What you need to do: Nothing should be left out: output all of the entries exactly.

Entries shown:
----------

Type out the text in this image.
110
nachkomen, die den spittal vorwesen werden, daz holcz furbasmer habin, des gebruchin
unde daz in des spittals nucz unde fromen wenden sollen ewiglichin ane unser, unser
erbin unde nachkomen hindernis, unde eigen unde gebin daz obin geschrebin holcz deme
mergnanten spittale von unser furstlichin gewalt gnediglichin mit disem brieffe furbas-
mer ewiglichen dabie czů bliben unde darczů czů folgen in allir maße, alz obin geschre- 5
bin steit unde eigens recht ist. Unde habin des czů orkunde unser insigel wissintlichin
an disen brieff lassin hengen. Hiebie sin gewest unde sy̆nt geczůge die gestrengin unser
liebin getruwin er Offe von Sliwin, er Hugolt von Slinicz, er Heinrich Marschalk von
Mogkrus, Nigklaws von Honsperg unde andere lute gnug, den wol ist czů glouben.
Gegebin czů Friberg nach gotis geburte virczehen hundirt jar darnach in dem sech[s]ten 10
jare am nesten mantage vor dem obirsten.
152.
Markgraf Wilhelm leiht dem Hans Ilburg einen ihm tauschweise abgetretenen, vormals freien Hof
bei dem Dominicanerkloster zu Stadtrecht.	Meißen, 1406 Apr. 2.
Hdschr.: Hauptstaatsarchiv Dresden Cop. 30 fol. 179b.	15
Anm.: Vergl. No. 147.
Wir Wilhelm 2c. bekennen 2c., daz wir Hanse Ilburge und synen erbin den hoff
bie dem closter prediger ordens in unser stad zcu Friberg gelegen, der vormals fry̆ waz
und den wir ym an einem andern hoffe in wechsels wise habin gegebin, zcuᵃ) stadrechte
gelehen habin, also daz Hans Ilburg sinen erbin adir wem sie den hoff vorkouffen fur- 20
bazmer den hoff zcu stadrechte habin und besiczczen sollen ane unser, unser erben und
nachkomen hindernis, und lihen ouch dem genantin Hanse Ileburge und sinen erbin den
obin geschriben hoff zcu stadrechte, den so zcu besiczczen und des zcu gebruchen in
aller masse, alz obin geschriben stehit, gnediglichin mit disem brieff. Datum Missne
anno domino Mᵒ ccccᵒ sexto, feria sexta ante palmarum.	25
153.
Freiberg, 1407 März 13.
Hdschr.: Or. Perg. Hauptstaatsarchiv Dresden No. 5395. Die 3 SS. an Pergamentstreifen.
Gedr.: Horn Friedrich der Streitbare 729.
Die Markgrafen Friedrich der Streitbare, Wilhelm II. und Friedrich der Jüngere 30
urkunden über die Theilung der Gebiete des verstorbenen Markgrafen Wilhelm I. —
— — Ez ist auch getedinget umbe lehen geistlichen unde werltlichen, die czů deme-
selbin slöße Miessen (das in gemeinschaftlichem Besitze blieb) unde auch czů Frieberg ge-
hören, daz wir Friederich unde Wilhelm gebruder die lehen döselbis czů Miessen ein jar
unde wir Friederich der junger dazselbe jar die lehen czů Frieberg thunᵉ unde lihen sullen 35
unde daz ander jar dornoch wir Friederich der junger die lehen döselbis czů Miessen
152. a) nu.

----------

Complete output:
Type out the text in this image.
110
nachkomen, die den spittal vorwesen werden, daz holcz furbasmer habin, des gebruchin
unde daz in des spittals nucz unde fromen wenden sollen ewiglichin ane unser, unser
erbin unde nachkomen hindernis, unde eigen unde gebin daz obin geschrebin holcz deme
mergnanten spittale von unser furstlichin gewalt gnediglichin mit disem brieffe furbas-
mer ewiglichen dabie czů bliben unde darczů czů folgen in allir maße, alz obin geschre- 5
bin steit unde eigens recht ist. Unde habin des czů orkunde unser insigel wissintlichin
an disen brieff lassin hengen. Hiebie sin gewest unde sy̆nt geczůge die gestrengin unser
liebin getruwin er Offe von Sliwin, er Hugolt von Slinicz, er Heinrich Marschalk von
Mogkrus, Nigklaws von Honsperg unde andere lute gnug, den wol ist czů glouben.
Gegebin czů Friberg nach gotis geburte virczehen hundirt jar darnach in dem sech[s]ten 10
jare am nesten mantage vor dem obirsten.
152.
Markgraf Wilhelm leiht dem Hans Ilburg einen ihm tauschweise abgetretenen, vormals freien Hof
bei dem Dominicanerkloster zu Stadtrecht.	Meißen, 1406 Apr. 2.
Hdschr.: Hauptstaatsarchiv Dresden Cop. 30 fol. 179b.	15
Anm.: Vergl. No. 147.
Wir Wilhelm 2c. bekennen 2c., daz wir Hanse Ilburge und synen erbin den hoff
bie dem closter prediger ordens in unser stad zcu Friberg gelegen, der vormals fry̆ waz
und den wir ym an einem andern hoffe in wechsels wise habin gegebin, zcuᵃ) stadrechte
gelehen habin, also daz Hans Ilburg sinen erbin adir wem sie den hoff vorkouffen fur- 20
bazmer den hoff zcu stadrechte habin und besiczczen sollen ane unser, unser erben und
nachkomen hindernis, und lihen ouch dem genantin Hanse Ileburge und sinen erbin den
obin geschriben hoff zcu stadrechte, den so zcu besiczczen und des zcu gebruchen in
aller masse, alz obin geschriben stehit, gnediglichin mit disem brieff. Datum Missne
anno domino Mᵒ ccccᵒ sexto, feria sexta ante palmarum.	25
153.
Freiberg, 1407 März 13.
Hdschr.: Or. Perg. Hauptstaatsarchiv Dresden No. 5395. Die 3 SS. an Pergamentstreifen.
Gedr.: Horn Friedrich der Streitbare 729.
Die Markgrafen Friedrich der Streitbare, Wilhelm II. und Friedrich der Jüngere 30
urkunden über die Theilung der Gebiete des verstorbenen Markgrafen Wilhelm I. —
— — Ez ist auch getedinget umbe lehen geistlichen unde werltlichen, die czů deme-
selbin slöße Miessen (das in gemeinschaftlichem Besitze blieb) unde auch czů Frieberg ge-
hören, daz wir Friederich unde Wilhelm gebruder die lehen döselbis czů Miessen ein jar
unde wir Friederich der junger dazselbe jar die lehen czů Frieberg thunᵉ unde lihen sullen 35
unde daz ander jar dornoch wir Friederich der junger die lehen döselbis czů Miessen
152. a) nu.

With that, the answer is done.